* TASK REQUIREMENTS
What follows is a set of records; repeat all of them exactly.

- - -

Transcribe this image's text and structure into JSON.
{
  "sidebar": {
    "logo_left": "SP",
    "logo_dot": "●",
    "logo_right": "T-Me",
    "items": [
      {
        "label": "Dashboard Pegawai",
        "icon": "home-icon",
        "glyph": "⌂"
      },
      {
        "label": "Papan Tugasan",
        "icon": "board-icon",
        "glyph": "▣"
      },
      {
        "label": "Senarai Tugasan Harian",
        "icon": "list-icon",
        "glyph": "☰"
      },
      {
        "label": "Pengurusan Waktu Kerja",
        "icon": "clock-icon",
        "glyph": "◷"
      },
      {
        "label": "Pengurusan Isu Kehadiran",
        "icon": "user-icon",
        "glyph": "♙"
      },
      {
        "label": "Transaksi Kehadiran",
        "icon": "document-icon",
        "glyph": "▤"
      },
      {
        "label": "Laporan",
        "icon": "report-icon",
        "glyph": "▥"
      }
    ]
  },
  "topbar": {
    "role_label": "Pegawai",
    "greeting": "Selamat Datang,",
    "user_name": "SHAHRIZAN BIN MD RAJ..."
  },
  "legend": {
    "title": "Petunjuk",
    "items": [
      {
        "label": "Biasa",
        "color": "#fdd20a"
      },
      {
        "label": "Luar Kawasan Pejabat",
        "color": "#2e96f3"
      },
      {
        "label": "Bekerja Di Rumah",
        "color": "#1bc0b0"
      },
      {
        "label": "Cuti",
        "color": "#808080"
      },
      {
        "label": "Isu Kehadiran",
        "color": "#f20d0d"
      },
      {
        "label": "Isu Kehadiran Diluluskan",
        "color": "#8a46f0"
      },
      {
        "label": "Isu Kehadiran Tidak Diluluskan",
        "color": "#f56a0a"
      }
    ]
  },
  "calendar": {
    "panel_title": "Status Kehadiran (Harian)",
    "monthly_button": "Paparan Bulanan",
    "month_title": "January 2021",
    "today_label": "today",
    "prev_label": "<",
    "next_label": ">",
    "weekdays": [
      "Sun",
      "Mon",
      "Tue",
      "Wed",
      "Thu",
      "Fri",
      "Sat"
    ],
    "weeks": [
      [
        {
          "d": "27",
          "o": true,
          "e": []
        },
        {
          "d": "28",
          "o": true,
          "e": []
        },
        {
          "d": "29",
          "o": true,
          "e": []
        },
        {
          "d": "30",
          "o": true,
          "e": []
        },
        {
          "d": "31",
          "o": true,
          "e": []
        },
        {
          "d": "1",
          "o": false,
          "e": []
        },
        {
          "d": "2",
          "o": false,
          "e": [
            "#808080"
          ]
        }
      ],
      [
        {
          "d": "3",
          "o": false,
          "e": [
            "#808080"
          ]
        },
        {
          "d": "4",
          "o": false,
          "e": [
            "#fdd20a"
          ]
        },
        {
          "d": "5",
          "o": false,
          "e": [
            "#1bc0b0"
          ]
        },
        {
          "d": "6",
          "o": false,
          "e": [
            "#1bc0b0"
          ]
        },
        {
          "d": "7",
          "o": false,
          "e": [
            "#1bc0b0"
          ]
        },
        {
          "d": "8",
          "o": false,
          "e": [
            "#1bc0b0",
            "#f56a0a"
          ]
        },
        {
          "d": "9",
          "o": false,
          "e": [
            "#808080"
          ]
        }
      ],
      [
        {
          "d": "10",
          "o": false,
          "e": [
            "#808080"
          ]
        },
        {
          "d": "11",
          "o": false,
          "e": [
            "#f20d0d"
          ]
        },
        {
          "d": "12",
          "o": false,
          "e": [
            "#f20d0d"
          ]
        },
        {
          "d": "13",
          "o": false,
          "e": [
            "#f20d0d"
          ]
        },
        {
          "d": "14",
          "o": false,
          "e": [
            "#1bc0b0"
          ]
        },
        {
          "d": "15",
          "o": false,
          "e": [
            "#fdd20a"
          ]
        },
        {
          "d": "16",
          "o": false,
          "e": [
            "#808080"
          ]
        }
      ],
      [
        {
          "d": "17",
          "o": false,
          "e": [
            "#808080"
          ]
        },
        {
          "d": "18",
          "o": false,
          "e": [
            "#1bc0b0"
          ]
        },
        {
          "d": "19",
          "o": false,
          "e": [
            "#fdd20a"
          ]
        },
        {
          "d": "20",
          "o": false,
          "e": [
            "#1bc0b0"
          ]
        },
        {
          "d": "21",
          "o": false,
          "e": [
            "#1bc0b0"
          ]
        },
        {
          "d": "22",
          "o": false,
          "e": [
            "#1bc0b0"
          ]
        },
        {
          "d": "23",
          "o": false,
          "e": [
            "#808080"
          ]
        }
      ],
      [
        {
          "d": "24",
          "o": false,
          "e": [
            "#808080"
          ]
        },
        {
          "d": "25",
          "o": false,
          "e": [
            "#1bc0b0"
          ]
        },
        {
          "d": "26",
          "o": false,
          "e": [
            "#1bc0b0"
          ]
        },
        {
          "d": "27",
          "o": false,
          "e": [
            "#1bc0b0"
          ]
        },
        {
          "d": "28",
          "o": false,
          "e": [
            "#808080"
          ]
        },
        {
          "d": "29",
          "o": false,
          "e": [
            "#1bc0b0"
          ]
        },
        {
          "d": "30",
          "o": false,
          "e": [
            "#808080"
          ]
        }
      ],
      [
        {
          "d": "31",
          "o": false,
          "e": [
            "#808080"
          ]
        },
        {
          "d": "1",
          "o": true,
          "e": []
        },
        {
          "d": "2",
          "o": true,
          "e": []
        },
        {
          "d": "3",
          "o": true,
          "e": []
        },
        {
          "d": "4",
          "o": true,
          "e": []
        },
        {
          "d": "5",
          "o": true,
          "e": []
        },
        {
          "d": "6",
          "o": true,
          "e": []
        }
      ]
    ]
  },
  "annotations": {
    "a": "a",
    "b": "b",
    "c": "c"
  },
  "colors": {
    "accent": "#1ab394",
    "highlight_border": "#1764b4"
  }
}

- - -

* RIGHT ANSWER
Transcribe this image's text and structure into JSON.
{
  "sidebar": {
    "logo_left": "SP",
    "logo_dot": "●",
    "logo_right": "T-Me",
    "items": [
      {
        "label": "Dashboard Pegawai",
        "icon": "home-icon",
        "glyph": "⌂"
      },
      {
        "label": "Papan Tugasan",
        "icon": "board-icon",
        "glyph": "▣"
      },
      {
        "label": "Senarai Tugasan Harian",
        "icon": "list-icon",
        "glyph": "☰"
      },
      {
        "label": "Pengurusan Waktu Kerja",
        "icon": "clock-icon",
        "glyph": "◷"
      },
      {
        "label": "Pengurusan Isu Kehadiran",
        "icon": "user-icon",
        "glyph": "♙"
      },
      {
        "label": "Transaksi Kehadiran",
        "icon": "document-icon",
        "glyph": "▤"
      },
      {
        "label": "Laporan",
        "icon": "report-icon",
        "glyph": "▥"
      }
    ]
  },
  "topbar": {
    "role_label": "Pegawai",
    "greeting": "Selamat Datang,",
    "user_name": "SHAHRIZAN BIN MD RAJ..."
  },
  "legend": {
    "title": "Petunjuk",
    "items": [
      {
        "label": "Biasa",
        "color": "#fdd20a"
      },
      {
        "label": "Luar Kawasan Pejabat",
        "color": "#2e96f3"
      },
      {
        "label": "Bekerja Di Rumah",
        "color": "#1bc0b0"
      },
      {
        "label": "Cuti",
        "color": "#808080"
      },
      {
        "label": "Isu Kehadiran",
        "color": "#f20d0d"
      },
      {
        "label": "Isu Kehadiran Diluluskan",
        "color": "#8a46f0"
      },
      {
        "label": "Isu Kehadiran Tidak Diluluskan",
        "color": "#f56a0a"
      }
    ]
  },
  "calendar": {
    "panel_title": "Status Kehadiran (Harian)",
    "monthly_button": "Paparan Bulanan",
    "month_title": "January 2021",
    "today_label": "today",
    "prev_label": "<",
    "next_label": ">",
    "weekdays": [
      "Sun",
      "Mon",
      "Tue",
      "Wed",
      "Thu",
      "Fri",
      "Sat"
    ],
    "weeks": [
      [
        {
          "d": "27",
          "o": true,
          "e": []
        },
        {
          "d": "28",
          "o": true,
          "e": []
        },
        {
          "d": "29",
          "o": true,
          "e": []
        },
        {
          "d": "30",
          "o": true,
          "e": []
        },
        {
          "d": "31",
          "o": true,
          "e": []
        },
        {
          "d": "1",
          "o": false,
          "e": []
        },
        {
          "d": "2",
          "o": false,
          "e": [
            "#808080"
          ]
        }
      ],
      [
        {
          "d": "3",
          "o": false,
          "e": [
            "#808080"
          ]
        },
        {
          "d": "4",
          "o": false,
          "e": [
            "#fdd20a"
          ]
        },
        {
          "d": "5",
          "o": false,
          "e": [
            "#1bc0b0"
          ]
        },
        {
          "d": "6",
          "o": false,
          "e": [
            "#1bc0b0"
          ]
        },
        {
          "d": "7",
          "o": false,
          "e": [
            "#1bc0b0"
          ]
        },
        {
          "d": "8",
          "o": false,
          "e": [
            "#1bc0b0",
            "#f56a0a"
          ]
        },
        {
          "d": "9",
          "o": false,
          "e": [
            "#808080"
          ]
        }
      ],
      [
        {
          "d": "10",
          "o": false,
          "e": [
            "#808080"
          ]
        },
        {
          "d": "11",
          "o": false,
          "e": [
            "#f20d0d"
          ]
        },
        {
          "d": "12",
          "o": false,
          "e": [
            "#f20d0d"
          ]
        },
        {
          "d": "13",
          "o": false,
          "e": [
            "#f20d0d"
          ]
        },
        {
          "d": "14",
          "o": false,
          "e": [
            "#1bc0b0"
          ]
        },
        {
          "d": "15",
          "o": false,
          "e": [
            "#fdd20a"
          ]
        },
        {
          "d": "16",
          "o": false,
          "e": [
            "#808080"
          ]
        }
      ],
      [
        {
          "d": "17",
          "o": false,
          "e": [
            "#808080"
          ]
        },
        {
          "d": "18",
          "o": false,
          "e": [
            "#1bc0b0"
          ]
        },
        {
          "d": "19",
          "o": false,
          "e": [
            "#fdd20a"
          ]
        },
        {
          "d": "20",
          "o": false,
          "e": [
            "#1bc0b0"
          ]
        },
        {
          "d": "21",
          "o": false,
          "e": [
            "#1bc0b0"
          ]
        },
        {
          "d": "22",
          "o": false,
          "e": [
            "#1bc0b0"
          ]
        },
        {
          "d": "23",
          "o": false,
          "e": [
            "#808080"
          ]
        }
      ],
      [
        {
          "d": "24",
          "o": false,
          "e": [
            "#808080"
          ]
        },
        {
          "d": "25",
          "o": false,
          "e": [
            "#1bc0b0"
          ]
        },
        {
          "d": "26",
          "o": false,
          "e": [
            "#1bc0b0"
          ]
        },
        {
          "d": "27",
          "o": false,
          "e": [
            "#1bc0b0"
          ]
        },
        {
          "d": "28",
          "o": false,
          "e": [
            "#808080"
          ]
        },
        {
          "d": "29",
          "o": false,
          "e": [
            "#1bc0b0"
          ]
        },
        {
          "d": "30",
          "o": false,
          "e": [
            "#808080"
          ]
        }
      ],
      [
        {
          "d": "31",
          "o": false,
          "e": [
            "#808080"
          ]
        },
        {
          "d": "1",
          "o": true,
          "e": []
        },
        {
          "d": "2",
          "o": true,
          "e": []
        },
        {
          "d": "3",
          "o": true,
          "e": []
        },
        {
          "d": "4",
          "o": true,
          "e": []
        },
        {
          "d": "5",
          "o": true,
          "e": []
        },
        {
          "d": "6",
          "o": true,
          "e": []
        }
      ]
    ]
  },
  "annotations": {
    "a": "a",
    "b": "b",
    "c": "c"
  },
  "colors": {
    "accent": "#1ab394",
    "highlight_border": "#1764b4"
  }
}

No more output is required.